Listed records —

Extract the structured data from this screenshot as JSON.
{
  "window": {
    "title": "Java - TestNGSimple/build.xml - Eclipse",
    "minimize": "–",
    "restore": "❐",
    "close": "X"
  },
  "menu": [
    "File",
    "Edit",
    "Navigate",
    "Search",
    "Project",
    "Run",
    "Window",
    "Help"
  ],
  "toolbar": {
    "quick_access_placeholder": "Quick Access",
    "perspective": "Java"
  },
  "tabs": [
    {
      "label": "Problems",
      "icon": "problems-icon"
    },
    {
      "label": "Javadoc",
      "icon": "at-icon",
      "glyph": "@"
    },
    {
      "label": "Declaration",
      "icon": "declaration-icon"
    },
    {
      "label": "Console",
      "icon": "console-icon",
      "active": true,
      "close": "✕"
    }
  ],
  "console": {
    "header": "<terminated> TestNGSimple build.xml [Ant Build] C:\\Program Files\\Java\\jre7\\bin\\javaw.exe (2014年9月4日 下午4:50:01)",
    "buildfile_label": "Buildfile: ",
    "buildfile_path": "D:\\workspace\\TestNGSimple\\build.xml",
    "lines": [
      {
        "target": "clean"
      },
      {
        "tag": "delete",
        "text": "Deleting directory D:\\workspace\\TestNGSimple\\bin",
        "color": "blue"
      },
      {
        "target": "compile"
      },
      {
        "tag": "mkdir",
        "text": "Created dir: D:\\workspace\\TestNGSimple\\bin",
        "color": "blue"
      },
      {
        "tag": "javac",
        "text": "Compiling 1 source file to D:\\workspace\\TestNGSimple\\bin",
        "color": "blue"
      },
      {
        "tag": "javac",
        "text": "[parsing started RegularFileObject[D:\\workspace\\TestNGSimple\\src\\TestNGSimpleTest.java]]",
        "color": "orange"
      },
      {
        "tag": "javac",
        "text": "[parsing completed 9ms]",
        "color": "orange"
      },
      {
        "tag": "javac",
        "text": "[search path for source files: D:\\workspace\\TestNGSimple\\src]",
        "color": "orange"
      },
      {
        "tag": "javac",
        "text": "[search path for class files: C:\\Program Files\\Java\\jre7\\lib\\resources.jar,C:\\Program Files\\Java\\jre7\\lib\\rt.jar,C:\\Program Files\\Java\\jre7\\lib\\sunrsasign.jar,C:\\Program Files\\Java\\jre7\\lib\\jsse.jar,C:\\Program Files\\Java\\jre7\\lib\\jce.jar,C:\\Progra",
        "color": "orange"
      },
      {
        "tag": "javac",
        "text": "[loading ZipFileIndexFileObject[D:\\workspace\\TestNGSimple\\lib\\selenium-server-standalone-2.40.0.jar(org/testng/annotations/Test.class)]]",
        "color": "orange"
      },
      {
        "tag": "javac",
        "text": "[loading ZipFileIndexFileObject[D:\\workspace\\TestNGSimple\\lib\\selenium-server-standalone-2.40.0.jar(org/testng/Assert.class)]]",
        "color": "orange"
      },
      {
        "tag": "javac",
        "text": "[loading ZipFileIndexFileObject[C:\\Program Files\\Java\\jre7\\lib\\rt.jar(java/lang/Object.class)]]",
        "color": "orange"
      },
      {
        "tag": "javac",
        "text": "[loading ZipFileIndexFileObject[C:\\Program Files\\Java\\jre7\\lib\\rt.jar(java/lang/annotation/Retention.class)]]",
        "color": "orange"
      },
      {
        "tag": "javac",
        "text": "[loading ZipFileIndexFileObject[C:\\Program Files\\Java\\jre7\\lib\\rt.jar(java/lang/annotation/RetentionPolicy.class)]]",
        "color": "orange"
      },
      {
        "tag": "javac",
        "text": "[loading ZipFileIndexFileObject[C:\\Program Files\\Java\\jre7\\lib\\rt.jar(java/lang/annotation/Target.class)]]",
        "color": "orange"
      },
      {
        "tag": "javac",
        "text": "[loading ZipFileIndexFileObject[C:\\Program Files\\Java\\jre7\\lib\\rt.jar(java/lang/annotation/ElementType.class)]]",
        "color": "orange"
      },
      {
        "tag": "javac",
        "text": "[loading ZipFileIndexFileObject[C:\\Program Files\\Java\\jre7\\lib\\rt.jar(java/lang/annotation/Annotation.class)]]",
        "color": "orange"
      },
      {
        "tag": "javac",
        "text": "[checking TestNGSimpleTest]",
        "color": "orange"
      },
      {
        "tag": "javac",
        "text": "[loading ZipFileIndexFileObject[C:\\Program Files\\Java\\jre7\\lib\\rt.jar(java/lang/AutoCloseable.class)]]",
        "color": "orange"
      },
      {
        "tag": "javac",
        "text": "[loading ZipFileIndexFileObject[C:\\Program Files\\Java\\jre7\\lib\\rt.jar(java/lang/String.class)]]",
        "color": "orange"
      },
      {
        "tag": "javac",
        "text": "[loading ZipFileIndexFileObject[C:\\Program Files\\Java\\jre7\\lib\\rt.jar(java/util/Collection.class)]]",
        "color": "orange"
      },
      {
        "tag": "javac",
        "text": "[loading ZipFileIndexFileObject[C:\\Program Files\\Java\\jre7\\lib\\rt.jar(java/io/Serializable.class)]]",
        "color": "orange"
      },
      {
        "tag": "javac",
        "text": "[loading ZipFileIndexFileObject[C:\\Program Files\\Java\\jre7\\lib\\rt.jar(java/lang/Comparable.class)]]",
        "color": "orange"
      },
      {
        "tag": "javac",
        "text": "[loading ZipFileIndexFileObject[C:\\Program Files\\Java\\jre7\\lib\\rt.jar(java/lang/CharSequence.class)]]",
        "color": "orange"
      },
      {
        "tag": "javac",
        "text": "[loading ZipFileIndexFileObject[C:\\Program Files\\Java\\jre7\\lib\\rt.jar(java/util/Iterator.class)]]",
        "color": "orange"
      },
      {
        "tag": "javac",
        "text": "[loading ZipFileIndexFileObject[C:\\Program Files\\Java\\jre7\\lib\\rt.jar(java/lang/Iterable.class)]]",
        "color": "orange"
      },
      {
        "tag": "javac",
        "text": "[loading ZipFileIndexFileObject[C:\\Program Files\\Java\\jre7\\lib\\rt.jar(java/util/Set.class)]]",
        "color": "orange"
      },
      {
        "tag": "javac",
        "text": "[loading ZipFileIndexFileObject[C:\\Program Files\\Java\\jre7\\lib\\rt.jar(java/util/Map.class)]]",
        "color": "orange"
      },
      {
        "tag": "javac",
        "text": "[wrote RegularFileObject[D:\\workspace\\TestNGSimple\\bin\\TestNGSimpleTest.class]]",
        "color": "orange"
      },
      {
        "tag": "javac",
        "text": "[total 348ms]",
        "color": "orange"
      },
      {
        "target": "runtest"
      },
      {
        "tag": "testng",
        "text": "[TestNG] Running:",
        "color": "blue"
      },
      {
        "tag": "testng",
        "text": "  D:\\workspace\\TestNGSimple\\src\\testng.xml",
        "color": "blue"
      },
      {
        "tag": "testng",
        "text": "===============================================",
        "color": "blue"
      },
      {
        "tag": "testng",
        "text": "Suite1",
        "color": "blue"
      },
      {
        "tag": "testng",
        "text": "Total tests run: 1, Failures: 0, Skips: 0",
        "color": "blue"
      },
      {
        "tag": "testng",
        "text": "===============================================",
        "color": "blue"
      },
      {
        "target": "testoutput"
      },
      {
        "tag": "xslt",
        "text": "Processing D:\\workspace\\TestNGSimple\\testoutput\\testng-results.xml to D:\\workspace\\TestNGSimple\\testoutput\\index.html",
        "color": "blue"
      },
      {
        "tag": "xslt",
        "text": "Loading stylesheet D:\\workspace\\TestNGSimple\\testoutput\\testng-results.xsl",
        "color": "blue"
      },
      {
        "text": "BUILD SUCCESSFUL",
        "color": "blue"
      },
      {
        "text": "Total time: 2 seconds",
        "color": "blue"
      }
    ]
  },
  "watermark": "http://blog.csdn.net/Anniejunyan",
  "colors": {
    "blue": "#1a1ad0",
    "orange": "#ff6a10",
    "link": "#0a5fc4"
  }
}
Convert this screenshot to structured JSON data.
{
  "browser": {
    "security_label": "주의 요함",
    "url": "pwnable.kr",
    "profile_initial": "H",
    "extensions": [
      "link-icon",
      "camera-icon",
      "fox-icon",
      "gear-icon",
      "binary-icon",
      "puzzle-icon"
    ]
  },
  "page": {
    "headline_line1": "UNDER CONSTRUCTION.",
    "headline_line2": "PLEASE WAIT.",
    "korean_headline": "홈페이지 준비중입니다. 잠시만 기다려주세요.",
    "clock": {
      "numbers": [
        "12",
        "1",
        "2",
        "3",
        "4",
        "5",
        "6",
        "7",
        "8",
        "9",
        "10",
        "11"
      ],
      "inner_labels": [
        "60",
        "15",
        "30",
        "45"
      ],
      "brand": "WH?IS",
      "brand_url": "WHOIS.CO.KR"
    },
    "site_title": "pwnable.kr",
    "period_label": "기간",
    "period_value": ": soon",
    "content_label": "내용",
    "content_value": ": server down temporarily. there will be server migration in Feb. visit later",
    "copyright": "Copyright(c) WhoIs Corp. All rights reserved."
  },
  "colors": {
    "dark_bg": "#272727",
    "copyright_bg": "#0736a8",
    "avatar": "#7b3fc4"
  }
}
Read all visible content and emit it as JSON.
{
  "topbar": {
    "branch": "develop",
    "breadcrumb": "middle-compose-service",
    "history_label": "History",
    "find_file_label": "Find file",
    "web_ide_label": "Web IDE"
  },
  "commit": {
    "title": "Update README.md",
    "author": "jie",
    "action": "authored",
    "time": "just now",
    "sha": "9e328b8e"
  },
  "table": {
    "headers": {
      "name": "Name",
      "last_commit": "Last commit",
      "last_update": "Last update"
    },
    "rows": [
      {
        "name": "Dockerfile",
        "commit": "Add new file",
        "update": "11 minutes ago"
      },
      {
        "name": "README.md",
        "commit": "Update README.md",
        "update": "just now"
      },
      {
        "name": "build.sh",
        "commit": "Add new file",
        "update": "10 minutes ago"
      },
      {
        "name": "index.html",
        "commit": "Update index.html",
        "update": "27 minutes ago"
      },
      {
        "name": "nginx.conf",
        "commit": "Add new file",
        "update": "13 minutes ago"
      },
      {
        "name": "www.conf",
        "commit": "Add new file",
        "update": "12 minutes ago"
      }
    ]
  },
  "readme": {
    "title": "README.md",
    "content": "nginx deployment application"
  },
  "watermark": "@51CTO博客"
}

To do —
Output an exact copy of the lines beginning at the one that holds "Read all visible content and emit it as JSON." and running through the final line of the records.

In response —
Read all visible content and emit it as JSON.
{
  "topbar": {
    "branch": "develop",
    "breadcrumb": "middle-compose-service",
    "history_label": "History",
    "find_file_label": "Find file",
    "web_ide_label": "Web IDE"
  },
  "commit": {
    "title": "Update README.md",
    "author": "jie",
    "action": "authored",
    "time": "just now",
    "sha": "9e328b8e"
  },
  "table": {
    "headers": {
      "name": "Name",
      "last_commit": "Last commit",
      "last_update": "Last update"
    },
    "rows": [
      {
        "name": "Dockerfile",
        "commit": "Add new file",
        "update": "11 minutes ago"
      },
      {
        "name": "README.md",
        "commit": "Update README.md",
        "update": "just now"
      },
      {
        "name": "build.sh",
        "commit": "Add new file",
        "update": "10 minutes ago"
      },
      {
        "name": "index.html",
        "commit": "Update index.html",
        "update": "27 minutes ago"
      },
      {
        "name": "nginx.conf",
        "commit": "Add new file",
        "update": "13 minutes ago"
      },
      {
        "name": "www.conf",
        "commit": "Add new file",
        "update": "12 minutes ago"
      }
    ]
  },
  "readme": {
    "title": "README.md",
    "content": "nginx deployment application"
  },
  "watermark": "@51CTO博客"
}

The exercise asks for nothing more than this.